Copy out every line of the records below, with nothing added, dropped or changed.

_SUPPLIED RECORDS_:
——————————

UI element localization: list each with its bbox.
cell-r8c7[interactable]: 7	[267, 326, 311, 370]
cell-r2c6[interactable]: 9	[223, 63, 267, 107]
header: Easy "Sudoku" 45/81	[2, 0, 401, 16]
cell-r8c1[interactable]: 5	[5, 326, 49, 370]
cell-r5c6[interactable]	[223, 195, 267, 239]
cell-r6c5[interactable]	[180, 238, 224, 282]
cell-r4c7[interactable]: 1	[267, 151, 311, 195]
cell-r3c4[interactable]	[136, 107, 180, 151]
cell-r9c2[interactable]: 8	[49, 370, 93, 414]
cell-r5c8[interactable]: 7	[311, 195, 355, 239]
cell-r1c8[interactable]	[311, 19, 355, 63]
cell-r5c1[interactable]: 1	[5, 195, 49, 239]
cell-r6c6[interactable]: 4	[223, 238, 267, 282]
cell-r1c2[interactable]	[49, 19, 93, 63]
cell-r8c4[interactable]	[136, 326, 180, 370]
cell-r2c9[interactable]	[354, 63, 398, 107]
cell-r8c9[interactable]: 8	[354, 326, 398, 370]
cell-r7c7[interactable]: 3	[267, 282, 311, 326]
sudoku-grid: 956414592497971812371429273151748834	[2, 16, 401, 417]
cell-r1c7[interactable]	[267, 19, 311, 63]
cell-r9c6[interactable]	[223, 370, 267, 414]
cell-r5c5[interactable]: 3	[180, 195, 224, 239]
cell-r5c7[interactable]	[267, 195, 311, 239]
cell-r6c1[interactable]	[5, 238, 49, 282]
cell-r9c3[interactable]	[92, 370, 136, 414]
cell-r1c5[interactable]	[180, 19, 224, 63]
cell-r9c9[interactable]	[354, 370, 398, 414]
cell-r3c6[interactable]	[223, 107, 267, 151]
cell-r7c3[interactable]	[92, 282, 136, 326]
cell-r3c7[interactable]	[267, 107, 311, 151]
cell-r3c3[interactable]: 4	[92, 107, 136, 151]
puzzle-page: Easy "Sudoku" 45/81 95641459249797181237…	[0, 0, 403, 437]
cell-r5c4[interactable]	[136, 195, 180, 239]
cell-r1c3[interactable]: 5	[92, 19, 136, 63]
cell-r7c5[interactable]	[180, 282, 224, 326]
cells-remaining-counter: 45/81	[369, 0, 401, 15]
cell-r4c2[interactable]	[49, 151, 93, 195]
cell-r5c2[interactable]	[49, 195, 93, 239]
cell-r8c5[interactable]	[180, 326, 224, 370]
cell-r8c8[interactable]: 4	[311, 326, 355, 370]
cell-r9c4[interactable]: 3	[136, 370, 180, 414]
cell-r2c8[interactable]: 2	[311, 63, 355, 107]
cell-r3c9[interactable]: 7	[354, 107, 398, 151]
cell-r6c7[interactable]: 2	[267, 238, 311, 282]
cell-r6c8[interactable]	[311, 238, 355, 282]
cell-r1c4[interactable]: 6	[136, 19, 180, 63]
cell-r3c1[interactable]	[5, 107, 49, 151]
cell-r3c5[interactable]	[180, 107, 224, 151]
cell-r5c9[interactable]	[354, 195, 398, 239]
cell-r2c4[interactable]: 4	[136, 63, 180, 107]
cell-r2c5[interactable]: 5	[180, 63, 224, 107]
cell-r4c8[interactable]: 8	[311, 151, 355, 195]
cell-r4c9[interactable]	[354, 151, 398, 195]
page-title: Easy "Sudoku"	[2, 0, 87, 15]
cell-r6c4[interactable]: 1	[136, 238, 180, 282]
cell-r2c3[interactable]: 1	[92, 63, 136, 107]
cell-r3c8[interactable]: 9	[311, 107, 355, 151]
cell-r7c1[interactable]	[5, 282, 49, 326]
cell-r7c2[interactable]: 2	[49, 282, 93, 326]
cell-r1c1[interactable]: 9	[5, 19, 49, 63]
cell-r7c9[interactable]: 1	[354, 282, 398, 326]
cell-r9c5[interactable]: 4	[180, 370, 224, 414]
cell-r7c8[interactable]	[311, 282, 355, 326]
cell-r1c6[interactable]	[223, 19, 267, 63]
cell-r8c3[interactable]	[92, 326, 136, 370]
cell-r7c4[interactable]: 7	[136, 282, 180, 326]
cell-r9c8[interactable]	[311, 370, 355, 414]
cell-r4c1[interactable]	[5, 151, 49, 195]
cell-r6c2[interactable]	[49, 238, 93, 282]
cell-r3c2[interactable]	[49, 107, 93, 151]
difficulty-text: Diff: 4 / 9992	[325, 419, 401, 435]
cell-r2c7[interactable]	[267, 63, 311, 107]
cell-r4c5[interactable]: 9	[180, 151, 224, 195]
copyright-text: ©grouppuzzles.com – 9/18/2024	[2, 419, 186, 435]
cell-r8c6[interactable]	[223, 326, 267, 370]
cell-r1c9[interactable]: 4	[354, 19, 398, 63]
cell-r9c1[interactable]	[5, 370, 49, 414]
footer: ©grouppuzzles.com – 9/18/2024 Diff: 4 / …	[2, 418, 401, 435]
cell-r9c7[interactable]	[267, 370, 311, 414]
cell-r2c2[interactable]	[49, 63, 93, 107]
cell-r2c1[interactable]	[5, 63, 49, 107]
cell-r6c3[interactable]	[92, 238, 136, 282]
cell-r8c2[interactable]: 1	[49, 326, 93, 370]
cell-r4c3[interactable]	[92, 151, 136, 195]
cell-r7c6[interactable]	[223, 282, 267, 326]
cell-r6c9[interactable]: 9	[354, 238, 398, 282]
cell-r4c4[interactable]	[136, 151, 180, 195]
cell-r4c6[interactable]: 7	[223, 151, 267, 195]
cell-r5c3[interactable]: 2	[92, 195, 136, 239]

——————————

_RESPONSE TO THIS TASK_:
UI element localization: list each with its bbox.
cell-r8c7[interactable]: 7	[267, 326, 311, 370]
cell-r2c6[interactable]: 9	[223, 63, 267, 107]
header: Easy "Sudoku" 45/81	[2, 0, 401, 16]
cell-r8c1[interactable]: 5	[5, 326, 49, 370]
cell-r5c6[interactable]	[223, 195, 267, 239]
cell-r6c5[interactable]	[180, 238, 224, 282]
cell-r4c7[interactable]: 1	[267, 151, 311, 195]
cell-r3c4[interactable]	[136, 107, 180, 151]
cell-r9c2[interactable]: 8	[49, 370, 93, 414]
cell-r5c8[interactable]: 7	[311, 195, 355, 239]
cell-r1c8[interactable]	[311, 19, 355, 63]
cell-r5c1[interactable]: 1	[5, 195, 49, 239]
cell-r6c6[interactable]: 4	[223, 238, 267, 282]
cell-r1c2[interactable]	[49, 19, 93, 63]
cell-r8c4[interactable]	[136, 326, 180, 370]
cell-r2c9[interactable]	[354, 63, 398, 107]
cell-r8c9[interactable]: 8	[354, 326, 398, 370]
cell-r7c7[interactable]: 3	[267, 282, 311, 326]
sudoku-grid: 956414592497971812371429273151748834	[2, 16, 401, 417]
cell-r1c7[interactable]	[267, 19, 311, 63]
cell-r9c6[interactable]	[223, 370, 267, 414]
cell-r5c5[interactable]: 3	[180, 195, 224, 239]
cell-r5c7[interactable]	[267, 195, 311, 239]
cell-r6c1[interactable]	[5, 238, 49, 282]
cell-r9c3[interactable]	[92, 370, 136, 414]
cell-r1c5[interactable]	[180, 19, 224, 63]
cell-r9c9[interactable]	[354, 370, 398, 414]
cell-r3c6[interactable]	[223, 107, 267, 151]
cell-r7c3[interactable]	[92, 282, 136, 326]
cell-r3c7[interactable]	[267, 107, 311, 151]
cell-r3c3[interactable]: 4	[92, 107, 136, 151]
puzzle-page: Easy "Sudoku" 45/81 95641459249797181237…	[0, 0, 403, 437]
cell-r5c4[interactable]	[136, 195, 180, 239]
cell-r1c3[interactable]: 5	[92, 19, 136, 63]
cell-r7c5[interactable]	[180, 282, 224, 326]
cells-remaining-counter: 45/81	[369, 0, 401, 15]
cell-r4c2[interactable]	[49, 151, 93, 195]
cell-r5c2[interactable]	[49, 195, 93, 239]
cell-r8c5[interactable]	[180, 326, 224, 370]
cell-r8c8[interactable]: 4	[311, 326, 355, 370]
cell-r9c4[interactable]: 3	[136, 370, 180, 414]
cell-r2c8[interactable]: 2	[311, 63, 355, 107]
cell-r3c9[interactable]: 7	[354, 107, 398, 151]
cell-r6c7[interactable]: 2	[267, 238, 311, 282]
cell-r6c8[interactable]	[311, 238, 355, 282]
cell-r1c4[interactable]: 6	[136, 19, 180, 63]
cell-r3c1[interactable]	[5, 107, 49, 151]
cell-r3c5[interactable]	[180, 107, 224, 151]
cell-r5c9[interactable]	[354, 195, 398, 239]
cell-r2c4[interactable]: 4	[136, 63, 180, 107]
cell-r2c5[interactable]: 5	[180, 63, 224, 107]
cell-r4c8[interactable]: 8	[311, 151, 355, 195]
cell-r4c9[interactable]	[354, 151, 398, 195]
page-title: Easy "Sudoku"	[2, 0, 87, 15]
cell-r6c4[interactable]: 1	[136, 238, 180, 282]
cell-r2c3[interactable]: 1	[92, 63, 136, 107]
cell-r3c8[interactable]: 9	[311, 107, 355, 151]
cell-r7c1[interactable]	[5, 282, 49, 326]
cell-r7c2[interactable]: 2	[49, 282, 93, 326]
cell-r1c1[interactable]: 9	[5, 19, 49, 63]
cell-r7c9[interactable]: 1	[354, 282, 398, 326]
cell-r9c5[interactable]: 4	[180, 370, 224, 414]
cell-r7c8[interactable]	[311, 282, 355, 326]
cell-r1c6[interactable]	[223, 19, 267, 63]
cell-r8c3[interactable]	[92, 326, 136, 370]
cell-r7c4[interactable]: 7	[136, 282, 180, 326]
cell-r9c8[interactable]	[311, 370, 355, 414]
cell-r4c1[interactable]	[5, 151, 49, 195]
cell-r6c2[interactable]	[49, 238, 93, 282]
cell-r3c2[interactable]	[49, 107, 93, 151]
difficulty-text: Diff: 4 / 9992	[325, 419, 401, 435]
cell-r2c7[interactable]	[267, 63, 311, 107]
cell-r4c5[interactable]: 9	[180, 151, 224, 195]
copyright-text: ©grouppuzzles.com – 9/18/2024	[2, 419, 186, 435]
cell-r8c6[interactable]	[223, 326, 267, 370]
cell-r1c9[interactable]: 4	[354, 19, 398, 63]
cell-r9c1[interactable]	[5, 370, 49, 414]
footer: ©grouppuzzles.com – 9/18/2024 Diff: 4 / …	[2, 418, 401, 435]
cell-r9c7[interactable]	[267, 370, 311, 414]
cell-r2c2[interactable]	[49, 63, 93, 107]
cell-r2c1[interactable]	[5, 63, 49, 107]
cell-r6c3[interactable]	[92, 238, 136, 282]
cell-r8c2[interactable]: 1	[49, 326, 93, 370]
cell-r4c3[interactable]	[92, 151, 136, 195]
cell-r7c6[interactable]	[223, 282, 267, 326]
cell-r6c9[interactable]: 9	[354, 238, 398, 282]
cell-r4c4[interactable]	[136, 151, 180, 195]
cell-r4c6[interactable]: 7	[223, 151, 267, 195]
cell-r5c3[interactable]: 2	[92, 195, 136, 239]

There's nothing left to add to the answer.